Exercise requirements.
Each entry must appear again exactly as it does in the source.

═══ Dataset rows

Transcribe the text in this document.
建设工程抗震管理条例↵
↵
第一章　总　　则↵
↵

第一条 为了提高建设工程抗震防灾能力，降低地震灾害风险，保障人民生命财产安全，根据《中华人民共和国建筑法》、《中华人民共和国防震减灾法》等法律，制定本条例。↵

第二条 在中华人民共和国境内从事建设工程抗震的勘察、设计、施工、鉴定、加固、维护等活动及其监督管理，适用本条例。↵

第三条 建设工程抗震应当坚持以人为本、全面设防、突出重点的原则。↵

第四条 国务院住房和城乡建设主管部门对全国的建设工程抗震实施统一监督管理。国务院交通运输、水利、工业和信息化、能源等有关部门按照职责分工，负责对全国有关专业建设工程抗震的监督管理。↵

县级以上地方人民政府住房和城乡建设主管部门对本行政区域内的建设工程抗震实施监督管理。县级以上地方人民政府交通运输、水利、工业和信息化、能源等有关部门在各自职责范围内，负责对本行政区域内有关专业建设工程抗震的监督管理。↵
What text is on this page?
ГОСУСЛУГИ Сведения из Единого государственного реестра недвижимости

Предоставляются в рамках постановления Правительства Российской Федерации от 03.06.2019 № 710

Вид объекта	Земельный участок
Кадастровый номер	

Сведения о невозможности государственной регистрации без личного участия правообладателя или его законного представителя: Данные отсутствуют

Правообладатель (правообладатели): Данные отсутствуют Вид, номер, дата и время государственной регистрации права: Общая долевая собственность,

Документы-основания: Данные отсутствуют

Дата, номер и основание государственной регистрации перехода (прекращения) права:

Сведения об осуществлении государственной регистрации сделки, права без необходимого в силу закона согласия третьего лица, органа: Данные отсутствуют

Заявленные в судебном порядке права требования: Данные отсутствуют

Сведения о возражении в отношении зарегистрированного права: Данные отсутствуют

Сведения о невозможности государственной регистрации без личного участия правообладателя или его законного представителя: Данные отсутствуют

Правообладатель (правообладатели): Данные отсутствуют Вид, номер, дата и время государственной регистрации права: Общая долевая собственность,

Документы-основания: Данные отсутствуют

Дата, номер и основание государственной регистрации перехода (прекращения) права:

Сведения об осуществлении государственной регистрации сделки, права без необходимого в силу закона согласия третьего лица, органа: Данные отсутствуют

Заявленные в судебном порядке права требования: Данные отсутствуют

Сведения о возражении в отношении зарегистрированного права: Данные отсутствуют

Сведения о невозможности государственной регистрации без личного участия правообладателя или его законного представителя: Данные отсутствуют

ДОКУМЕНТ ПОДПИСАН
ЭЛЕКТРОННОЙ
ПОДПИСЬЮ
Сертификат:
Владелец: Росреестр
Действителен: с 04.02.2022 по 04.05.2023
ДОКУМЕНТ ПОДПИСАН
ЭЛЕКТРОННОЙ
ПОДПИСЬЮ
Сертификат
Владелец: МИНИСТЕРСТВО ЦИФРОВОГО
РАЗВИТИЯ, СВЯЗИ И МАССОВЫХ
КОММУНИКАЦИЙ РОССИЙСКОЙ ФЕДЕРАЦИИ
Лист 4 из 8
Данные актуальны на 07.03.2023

══════

Right answer.
Transcribe the text in this document.
建设工程抗震管理条例↵
↵
第一章　总　　则↵
↵

第一条 为了提高建设工程抗震防灾能力，降低地震灾害风险，保障人民生命财产安全，根据《中华人民共和国建筑法》、《中华人民共和国防震减灾法》等法律，制定本条例。↵

第二条 在中华人民共和国境内从事建设工程抗震的勘察、设计、施工、鉴定、加固、维护等活动及其监督管理，适用本条例。↵

第三条 建设工程抗震应当坚持以人为本、全面设防、突出重点的原则。↵

第四条 国务院住房和城乡建设主管部门对全国的建设工程抗震实施统一监督管理。国务院交通运输、水利、工业和信息化、能源等有关部门按照职责分工，负责对全国有关专业建设工程抗震的监督管理。↵

县级以上地方人民政府住房和城乡建设主管部门对本行政区域内的建设工程抗震实施监督管理。县级以上地方人民政府交通运输、水利、工业和信息化、能源等有关部门在各自职责范围内，负责对本行政区域内有关专业建设工程抗震的监督管理。↵
What text is on this page?
ГОСУСЛУГИ Сведения из Единого государственного реестра недвижимости

Предоставляются в рамках постановления Правительства Российской Федерации от 03.06.2019 № 710

Вид объекта	Земельный участок
Кадастровый номер	

Сведения о невозможности государственной регистрации без личного участия правообладателя или его законного представителя: Данные отсутствуют

Правообладатель (правообладатели): Данные отсутствуют Вид, номер, дата и время государственной регистрации права: Общая долевая собственность,

Документы-основания: Данные отсутствуют

Дата, номер и основание государственной регистрации перехода (прекращения) права:

Сведения об осуществлении государственной регистрации сделки, права без необходимого в силу закона согласия третьего лица, органа: Данные отсутствуют

Заявленные в судебном порядке права требования: Данные отсутствуют

Сведения о возражении в отношении зарегистрированного права: Данные отсутствуют

Сведения о невозможности государственной регистрации без личного участия правообладателя или его законного представителя: Данные отсутствуют

Правообладатель (правообладатели): Данные отсутствуют Вид, номер, дата и время государственной регистрации права: Общая долевая собственность,

Документы-основания: Данные отсутствуют

Дата, номер и основание государственной регистрации перехода (прекращения) права:

Сведения об осуществлении государственной регистрации сделки, права без необходимого в силу закона согласия третьего лица, органа: Данные отсутствуют

Заявленные в судебном порядке права требования: Данные отсутствуют

Сведения о возражении в отношении зарегистрированного права: Данные отсутствуют

Сведения о невозможности государственной регистрации без личного участия правообладателя или его законного представителя: Данные отсутствуют

ДОКУМЕНТ ПОДПИСАН
ЭЛЕКТРОННОЙ
ПОДПИСЬЮ
Сертификат:
Владелец: Росреестр
Действителен: с 04.02.2022 по 04.05.2023
ДОКУМЕНТ ПОДПИСАН
ЭЛЕКТРОННОЙ
ПОДПИСЬЮ
Сертификат
Владелец: МИНИСТЕРСТВО ЦИФРОВОГО
РАЗВИТИЯ, СВЯЗИ И МАССОВЫХ
КОММУНИКАЦИЙ РОССИЙСКОЙ ФЕДЕРАЦИИ
Лист 4 из 8
Данные актуальны на 07.03.2023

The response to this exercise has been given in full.